• [RECORD EXTRACTS]:
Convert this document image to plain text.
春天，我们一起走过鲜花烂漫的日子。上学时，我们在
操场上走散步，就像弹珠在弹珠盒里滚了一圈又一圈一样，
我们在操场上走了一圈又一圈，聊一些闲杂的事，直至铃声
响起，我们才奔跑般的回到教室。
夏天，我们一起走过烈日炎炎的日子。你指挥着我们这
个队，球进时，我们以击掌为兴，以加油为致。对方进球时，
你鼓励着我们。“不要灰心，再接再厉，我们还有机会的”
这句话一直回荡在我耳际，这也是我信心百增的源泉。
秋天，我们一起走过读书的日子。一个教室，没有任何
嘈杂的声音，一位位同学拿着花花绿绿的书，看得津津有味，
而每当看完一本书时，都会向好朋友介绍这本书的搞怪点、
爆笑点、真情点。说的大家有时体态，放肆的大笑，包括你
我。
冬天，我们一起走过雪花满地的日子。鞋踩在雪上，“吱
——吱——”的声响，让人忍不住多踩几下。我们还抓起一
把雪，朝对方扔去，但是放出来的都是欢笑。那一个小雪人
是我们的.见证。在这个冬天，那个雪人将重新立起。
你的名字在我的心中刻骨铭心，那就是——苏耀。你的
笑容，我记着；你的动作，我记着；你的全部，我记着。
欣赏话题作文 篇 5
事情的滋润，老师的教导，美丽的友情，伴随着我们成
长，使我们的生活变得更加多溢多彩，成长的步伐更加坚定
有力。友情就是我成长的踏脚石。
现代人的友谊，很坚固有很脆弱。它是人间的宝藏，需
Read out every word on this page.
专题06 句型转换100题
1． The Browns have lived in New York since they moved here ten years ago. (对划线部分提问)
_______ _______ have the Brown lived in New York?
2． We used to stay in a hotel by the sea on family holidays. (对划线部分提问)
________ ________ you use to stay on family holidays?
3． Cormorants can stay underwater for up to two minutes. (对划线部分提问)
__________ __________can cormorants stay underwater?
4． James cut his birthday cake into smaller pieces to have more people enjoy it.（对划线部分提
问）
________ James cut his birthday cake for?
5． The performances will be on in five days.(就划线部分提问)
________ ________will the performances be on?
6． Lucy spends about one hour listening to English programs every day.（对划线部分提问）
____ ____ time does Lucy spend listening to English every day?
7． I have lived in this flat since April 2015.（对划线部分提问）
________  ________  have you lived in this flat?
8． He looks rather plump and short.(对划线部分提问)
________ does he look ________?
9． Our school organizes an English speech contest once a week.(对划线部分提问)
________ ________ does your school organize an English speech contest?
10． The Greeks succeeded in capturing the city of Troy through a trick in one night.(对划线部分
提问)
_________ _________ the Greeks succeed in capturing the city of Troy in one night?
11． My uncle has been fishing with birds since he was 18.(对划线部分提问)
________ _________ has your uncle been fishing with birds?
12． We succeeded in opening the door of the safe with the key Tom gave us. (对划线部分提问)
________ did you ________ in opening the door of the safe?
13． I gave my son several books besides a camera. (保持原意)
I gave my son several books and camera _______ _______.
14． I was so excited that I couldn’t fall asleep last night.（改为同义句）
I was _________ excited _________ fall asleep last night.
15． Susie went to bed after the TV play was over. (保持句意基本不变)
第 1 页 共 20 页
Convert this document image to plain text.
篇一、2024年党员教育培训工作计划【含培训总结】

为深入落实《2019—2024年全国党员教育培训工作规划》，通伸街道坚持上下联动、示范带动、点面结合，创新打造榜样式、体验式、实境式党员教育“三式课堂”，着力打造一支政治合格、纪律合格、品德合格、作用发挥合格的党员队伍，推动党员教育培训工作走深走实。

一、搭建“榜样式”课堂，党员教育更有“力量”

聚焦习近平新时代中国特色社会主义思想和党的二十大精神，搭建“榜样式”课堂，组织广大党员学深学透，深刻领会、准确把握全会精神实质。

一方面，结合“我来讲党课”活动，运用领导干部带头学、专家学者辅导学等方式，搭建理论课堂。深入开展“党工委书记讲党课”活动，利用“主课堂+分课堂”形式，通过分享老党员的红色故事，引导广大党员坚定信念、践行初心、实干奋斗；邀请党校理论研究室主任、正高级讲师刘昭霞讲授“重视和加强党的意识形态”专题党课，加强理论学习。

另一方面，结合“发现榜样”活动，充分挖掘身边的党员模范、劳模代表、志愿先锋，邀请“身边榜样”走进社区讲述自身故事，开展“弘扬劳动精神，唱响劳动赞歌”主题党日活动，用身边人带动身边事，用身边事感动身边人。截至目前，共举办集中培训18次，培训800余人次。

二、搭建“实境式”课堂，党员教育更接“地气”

• [GOAL OF THE EXERCISE]: Retype the whole listing above exactly.

• [FULL RESPONSE]:
Convert this document image to plain text.
春天，我们一起走过鲜花烂漫的日子。上学时，我们在
操场上走散步，就像弹珠在弹珠盒里滚了一圈又一圈一样，
我们在操场上走了一圈又一圈，聊一些闲杂的事，直至铃声
响起，我们才奔跑般的回到教室。
夏天，我们一起走过烈日炎炎的日子。你指挥着我们这
个队，球进时，我们以击掌为兴，以加油为致。对方进球时，
你鼓励着我们。“不要灰心，再接再厉，我们还有机会的”
这句话一直回荡在我耳际，这也是我信心百增的源泉。
秋天，我们一起走过读书的日子。一个教室，没有任何
嘈杂的声音，一位位同学拿着花花绿绿的书，看得津津有味，
而每当看完一本书时，都会向好朋友介绍这本书的搞怪点、
爆笑点、真情点。说的大家有时体态，放肆的大笑，包括你
我。
冬天，我们一起走过雪花满地的日子。鞋踩在雪上，“吱
——吱——”的声响，让人忍不住多踩几下。我们还抓起一
把雪，朝对方扔去，但是放出来的都是欢笑。那一个小雪人
是我们的.见证。在这个冬天，那个雪人将重新立起。
你的名字在我的心中刻骨铭心，那就是——苏耀。你的
笑容，我记着；你的动作，我记着；你的全部，我记着。
欣赏话题作文 篇 5
事情的滋润，老师的教导，美丽的友情，伴随着我们成
长，使我们的生活变得更加多溢多彩，成长的步伐更加坚定
有力。友情就是我成长的踏脚石。
现代人的友谊，很坚固有很脆弱。它是人间的宝藏，需
Read out every word on this page.
专题06 句型转换100题
1． The Browns have lived in New York since they moved here ten years ago. (对划线部分提问)
_______ _______ have the Brown lived in New York?
2． We used to stay in a hotel by the sea on family holidays. (对划线部分提问)
________ ________ you use to stay on family holidays?
3． Cormorants can stay underwater for up to two minutes. (对划线部分提问)
__________ __________can cormorants stay underwater?
4． James cut his birthday cake into smaller pieces to have more people enjoy it.（对划线部分提
问）
________ James cut his birthday cake for?
5． The performances will be on in five days.(就划线部分提问)
________ ________will the performances be on?
6． Lucy spends about one hour listening to English programs every day.（对划线部分提问）
____ ____ time does Lucy spend listening to English every day?
7． I have lived in this flat since April 2015.（对划线部分提问）
________  ________  have you lived in this flat?
8． He looks rather plump and short.(对划线部分提问)
________ does he look ________?
9． Our school organizes an English speech contest once a week.(对划线部分提问)
________ ________ does your school organize an English speech contest?
10． The Greeks succeeded in capturing the city of Troy through a trick in one night.(对划线部分
提问)
_________ _________ the Greeks succeed in capturing the city of Troy in one night?
11． My uncle has been fishing with birds since he was 18.(对划线部分提问)
________ _________ has your uncle been fishing with birds?
12． We succeeded in opening the door of the safe with the key Tom gave us. (对划线部分提问)
________ did you ________ in opening the door of the safe?
13． I gave my son several books besides a camera. (保持原意)
I gave my son several books and camera _______ _______.
14． I was so excited that I couldn’t fall asleep last night.（改为同义句）
I was _________ excited _________ fall asleep last night.
15． Susie went to bed after the TV play was over. (保持句意基本不变)
第 1 页 共 20 页
Convert this document image to plain text.
篇一、2024年党员教育培训工作计划【含培训总结】

为深入落实《2019—2024年全国党员教育培训工作规划》，通伸街道坚持上下联动、示范带动、点面结合，创新打造榜样式、体验式、实境式党员教育“三式课堂”，着力打造一支政治合格、纪律合格、品德合格、作用发挥合格的党员队伍，推动党员教育培训工作走深走实。

一、搭建“榜样式”课堂，党员教育更有“力量”

聚焦习近平新时代中国特色社会主义思想和党的二十大精神，搭建“榜样式”课堂，组织广大党员学深学透，深刻领会、准确把握全会精神实质。

一方面，结合“我来讲党课”活动，运用领导干部带头学、专家学者辅导学等方式，搭建理论课堂。深入开展“党工委书记讲党课”活动，利用“主课堂+分课堂”形式，通过分享老党员的红色故事，引导广大党员坚定信念、践行初心、实干奋斗；邀请党校理论研究室主任、正高级讲师刘昭霞讲授“重视和加强党的意识形态”专题党课，加强理论学习。

另一方面，结合“发现榜样”活动，充分挖掘身边的党员模范、劳模代表、志愿先锋，邀请“身边榜样”走进社区讲述自身故事，开展“弘扬劳动精神，唱响劳动赞歌”主题党日活动，用身边人带动身边事，用身边事感动身边人。截至目前，共举办集中培训18次，培训800余人次。

二、搭建“实境式”课堂，党员教育更接“地气”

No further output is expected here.